### Directions:
Rewrite every line of the records below as a numbered list, leaving out any blank lines.

### Information given:

::::::::::

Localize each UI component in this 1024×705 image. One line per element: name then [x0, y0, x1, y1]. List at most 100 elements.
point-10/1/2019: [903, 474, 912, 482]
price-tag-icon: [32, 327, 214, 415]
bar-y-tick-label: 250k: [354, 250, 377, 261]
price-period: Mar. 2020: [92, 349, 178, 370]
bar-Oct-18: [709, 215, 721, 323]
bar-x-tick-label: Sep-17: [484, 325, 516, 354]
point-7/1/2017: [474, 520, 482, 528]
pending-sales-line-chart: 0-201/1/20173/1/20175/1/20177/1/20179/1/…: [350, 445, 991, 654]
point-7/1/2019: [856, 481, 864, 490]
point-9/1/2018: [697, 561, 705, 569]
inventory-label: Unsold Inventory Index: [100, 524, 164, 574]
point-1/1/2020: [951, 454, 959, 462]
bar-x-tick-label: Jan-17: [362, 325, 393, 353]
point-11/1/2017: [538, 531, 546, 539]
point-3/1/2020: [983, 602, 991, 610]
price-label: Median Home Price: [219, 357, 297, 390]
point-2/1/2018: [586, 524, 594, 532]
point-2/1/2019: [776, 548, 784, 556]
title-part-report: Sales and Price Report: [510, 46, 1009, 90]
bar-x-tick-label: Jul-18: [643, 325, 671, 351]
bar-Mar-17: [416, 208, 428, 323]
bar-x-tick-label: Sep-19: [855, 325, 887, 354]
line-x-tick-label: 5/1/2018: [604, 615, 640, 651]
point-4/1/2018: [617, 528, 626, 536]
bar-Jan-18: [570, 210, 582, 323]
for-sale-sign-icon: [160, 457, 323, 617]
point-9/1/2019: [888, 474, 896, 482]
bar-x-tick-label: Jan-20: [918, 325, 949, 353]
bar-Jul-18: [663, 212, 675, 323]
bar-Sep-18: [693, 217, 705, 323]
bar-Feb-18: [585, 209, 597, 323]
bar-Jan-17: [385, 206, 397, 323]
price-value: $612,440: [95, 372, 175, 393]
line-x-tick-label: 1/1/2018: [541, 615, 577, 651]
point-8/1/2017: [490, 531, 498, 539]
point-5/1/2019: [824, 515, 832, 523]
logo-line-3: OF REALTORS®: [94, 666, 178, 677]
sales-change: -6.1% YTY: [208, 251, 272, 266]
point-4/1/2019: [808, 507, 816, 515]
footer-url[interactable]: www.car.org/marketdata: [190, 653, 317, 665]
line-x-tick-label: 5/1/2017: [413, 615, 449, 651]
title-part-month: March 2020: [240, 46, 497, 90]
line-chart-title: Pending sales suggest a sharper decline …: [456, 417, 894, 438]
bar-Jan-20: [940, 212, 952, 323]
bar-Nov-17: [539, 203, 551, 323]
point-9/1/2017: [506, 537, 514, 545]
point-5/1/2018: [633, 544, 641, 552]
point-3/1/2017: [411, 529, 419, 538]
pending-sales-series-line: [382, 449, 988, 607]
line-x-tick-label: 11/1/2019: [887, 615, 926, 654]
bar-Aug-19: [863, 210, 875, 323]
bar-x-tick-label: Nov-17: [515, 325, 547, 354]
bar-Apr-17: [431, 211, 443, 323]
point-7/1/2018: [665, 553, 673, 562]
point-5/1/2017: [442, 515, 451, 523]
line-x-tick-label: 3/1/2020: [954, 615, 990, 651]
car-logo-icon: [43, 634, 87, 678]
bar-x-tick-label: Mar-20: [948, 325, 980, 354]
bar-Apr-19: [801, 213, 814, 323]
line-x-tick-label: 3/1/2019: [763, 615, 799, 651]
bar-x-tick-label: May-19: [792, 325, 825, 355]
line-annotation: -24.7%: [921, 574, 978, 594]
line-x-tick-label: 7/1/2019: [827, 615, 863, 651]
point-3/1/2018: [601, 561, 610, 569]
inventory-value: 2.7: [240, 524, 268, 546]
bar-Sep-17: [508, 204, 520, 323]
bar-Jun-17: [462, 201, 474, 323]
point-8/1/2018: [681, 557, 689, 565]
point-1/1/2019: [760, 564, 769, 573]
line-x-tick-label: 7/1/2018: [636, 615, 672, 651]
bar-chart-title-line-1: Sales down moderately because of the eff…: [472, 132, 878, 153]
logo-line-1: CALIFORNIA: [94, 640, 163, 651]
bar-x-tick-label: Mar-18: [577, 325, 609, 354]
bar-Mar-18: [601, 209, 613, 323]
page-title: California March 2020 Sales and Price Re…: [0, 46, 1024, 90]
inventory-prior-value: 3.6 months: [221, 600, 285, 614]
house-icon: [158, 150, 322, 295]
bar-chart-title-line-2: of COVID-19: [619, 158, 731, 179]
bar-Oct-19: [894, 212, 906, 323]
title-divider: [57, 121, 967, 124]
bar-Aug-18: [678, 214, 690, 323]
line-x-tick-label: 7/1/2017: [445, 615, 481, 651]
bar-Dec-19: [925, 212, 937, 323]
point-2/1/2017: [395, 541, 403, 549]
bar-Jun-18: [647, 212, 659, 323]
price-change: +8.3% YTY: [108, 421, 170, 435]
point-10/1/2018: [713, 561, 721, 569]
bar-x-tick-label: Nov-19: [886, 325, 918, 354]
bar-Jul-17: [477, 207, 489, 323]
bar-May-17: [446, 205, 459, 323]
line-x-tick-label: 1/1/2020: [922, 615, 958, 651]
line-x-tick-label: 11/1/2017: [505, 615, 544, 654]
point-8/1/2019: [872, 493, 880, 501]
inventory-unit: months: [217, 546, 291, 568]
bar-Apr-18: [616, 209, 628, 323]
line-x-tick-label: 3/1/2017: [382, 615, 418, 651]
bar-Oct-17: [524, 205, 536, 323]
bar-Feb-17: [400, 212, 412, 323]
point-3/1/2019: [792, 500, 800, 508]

::::::::::

### Solved exercise:
1. Localize each UI component in this 1024×705 image. One line per element: name then [x0, y0, x1, y1]. List at most 100 elements.
2. point-10/1/2019: [903, 474, 912, 482]
3. price-tag-icon: [32, 327, 214, 415]
4. bar-y-tick-label: 250k: [354, 250, 377, 261]
5. price-period: Mar. 2020: [92, 349, 178, 370]
6. bar-Oct-18: [709, 215, 721, 323]
7. bar-x-tick-label: Sep-17: [484, 325, 516, 354]
8. point-7/1/2017: [474, 520, 482, 528]
9. pending-sales-line-chart: 0-201/1/20173/1/20175/1/20177/1/20179/1/…: [350, 445, 991, 654]
10. point-7/1/2019: [856, 481, 864, 490]
11. point-9/1/2018: [697, 561, 705, 569]
12. inventory-label: Unsold Inventory Index: [100, 524, 164, 574]
13. point-1/1/2020: [951, 454, 959, 462]
14. bar-x-tick-label: Jan-17: [362, 325, 393, 353]
15. point-11/1/2017: [538, 531, 546, 539]
16. point-3/1/2020: [983, 602, 991, 610]
17. price-label: Median Home Price: [219, 357, 297, 390]
18. point-2/1/2018: [586, 524, 594, 532]
19. point-2/1/2019: [776, 548, 784, 556]
20. title-part-report: Sales and Price Report: [510, 46, 1009, 90]
21. bar-x-tick-label: Jul-18: [643, 325, 671, 351]
22. bar-Mar-17: [416, 208, 428, 323]
23. bar-x-tick-label: Sep-19: [855, 325, 887, 354]
24. line-x-tick-label: 5/1/2018: [604, 615, 640, 651]
25. point-4/1/2018: [617, 528, 626, 536]
26. bar-Jan-18: [570, 210, 582, 323]
27. for-sale-sign-icon: [160, 457, 323, 617]
28. point-9/1/2019: [888, 474, 896, 482]
29. bar-x-tick-label: Jan-20: [918, 325, 949, 353]
30. bar-Jul-18: [663, 212, 675, 323]
31. bar-Sep-18: [693, 217, 705, 323]
32. bar-Feb-18: [585, 209, 597, 323]
33. bar-Jan-17: [385, 206, 397, 323]
34. price-value: $612,440: [95, 372, 175, 393]
35. line-x-tick-label: 1/1/2018: [541, 615, 577, 651]
36. point-8/1/2017: [490, 531, 498, 539]
37. point-5/1/2019: [824, 515, 832, 523]
38. logo-line-3: OF REALTORS®: [94, 666, 178, 677]
39. sales-change: -6.1% YTY: [208, 251, 272, 266]
40. point-4/1/2019: [808, 507, 816, 515]
41. footer-url[interactable]: www.car.org/marketdata: [190, 653, 317, 665]
42. line-x-tick-label: 5/1/2017: [413, 615, 449, 651]
43. title-part-month: March 2020: [240, 46, 497, 90]
44. line-chart-title: Pending sales suggest a sharper decline …: [456, 417, 894, 438]
45. bar-Jan-20: [940, 212, 952, 323]
46. bar-Nov-17: [539, 203, 551, 323]
47. point-9/1/2017: [506, 537, 514, 545]
48. point-5/1/2018: [633, 544, 641, 552]
49. point-3/1/2017: [411, 529, 419, 538]
50. pending-sales-series-line: [382, 449, 988, 607]
51. line-x-tick-label: 11/1/2019: [887, 615, 926, 654]
52. bar-Aug-19: [863, 210, 875, 323]
53. bar-x-tick-label: Nov-17: [515, 325, 547, 354]
54. bar-Apr-17: [431, 211, 443, 323]
55. point-7/1/2018: [665, 553, 673, 562]
56. point-5/1/2017: [442, 515, 451, 523]
57. line-x-tick-label: 3/1/2020: [954, 615, 990, 651]
58. car-logo-icon: [43, 634, 87, 678]
59. bar-x-tick-label: Mar-20: [948, 325, 980, 354]
60. bar-Apr-19: [801, 213, 814, 323]
61. line-x-tick-label: 3/1/2019: [763, 615, 799, 651]
62. bar-x-tick-label: May-19: [792, 325, 825, 355]
63. line-annotation: -24.7%: [921, 574, 978, 594]
64. line-x-tick-label: 7/1/2019: [827, 615, 863, 651]
65. point-3/1/2018: [601, 561, 610, 569]
66. inventory-value: 2.7: [240, 524, 268, 546]
67. bar-Sep-17: [508, 204, 520, 323]
68. bar-Jun-17: [462, 201, 474, 323]
69. point-8/1/2018: [681, 557, 689, 565]
70. point-1/1/2019: [760, 564, 769, 573]
71. line-x-tick-label: 7/1/2018: [636, 615, 672, 651]
72. bar-chart-title-line-1: Sales down moderately because of the eff…: [472, 132, 878, 153]
73. logo-line-1: CALIFORNIA: [94, 640, 163, 651]
74. bar-x-tick-label: Mar-18: [577, 325, 609, 354]
75. bar-Mar-18: [601, 209, 613, 323]
76. page-title: California March 2020 Sales and Price Re…: [0, 46, 1024, 90]
77. inventory-prior-value: 3.6 months: [221, 600, 285, 614]
78. house-icon: [158, 150, 322, 295]
79. bar-chart-title-line-2: of COVID-19: [619, 158, 731, 179]
80. bar-Oct-19: [894, 212, 906, 323]
81. title-divider: [57, 121, 967, 124]
82. bar-Aug-18: [678, 214, 690, 323]
83. line-x-tick-label: 7/1/2017: [445, 615, 481, 651]
84. bar-Dec-19: [925, 212, 937, 323]
85. point-2/1/2017: [395, 541, 403, 549]
86. bar-Jun-18: [647, 212, 659, 323]
87. price-change: +8.3% YTY: [108, 421, 170, 435]
88. point-10/1/2018: [713, 561, 721, 569]
89. bar-x-tick-label: Nov-19: [886, 325, 918, 354]
90. bar-Jul-17: [477, 207, 489, 323]
91. bar-May-17: [446, 205, 459, 323]
92. line-x-tick-label: 1/1/2020: [922, 615, 958, 651]
93. line-x-tick-label: 11/1/2017: [505, 615, 544, 654]
94. point-8/1/2019: [872, 493, 880, 501]
95. inventory-unit: months: [217, 546, 291, 568]
96. bar-Apr-18: [616, 209, 628, 323]
97. line-x-tick-label: 3/1/2017: [382, 615, 418, 651]
98. bar-Oct-17: [524, 205, 536, 323]
99. bar-Feb-17: [400, 212, 412, 323]
100. point-3/1/2019: [792, 500, 800, 508]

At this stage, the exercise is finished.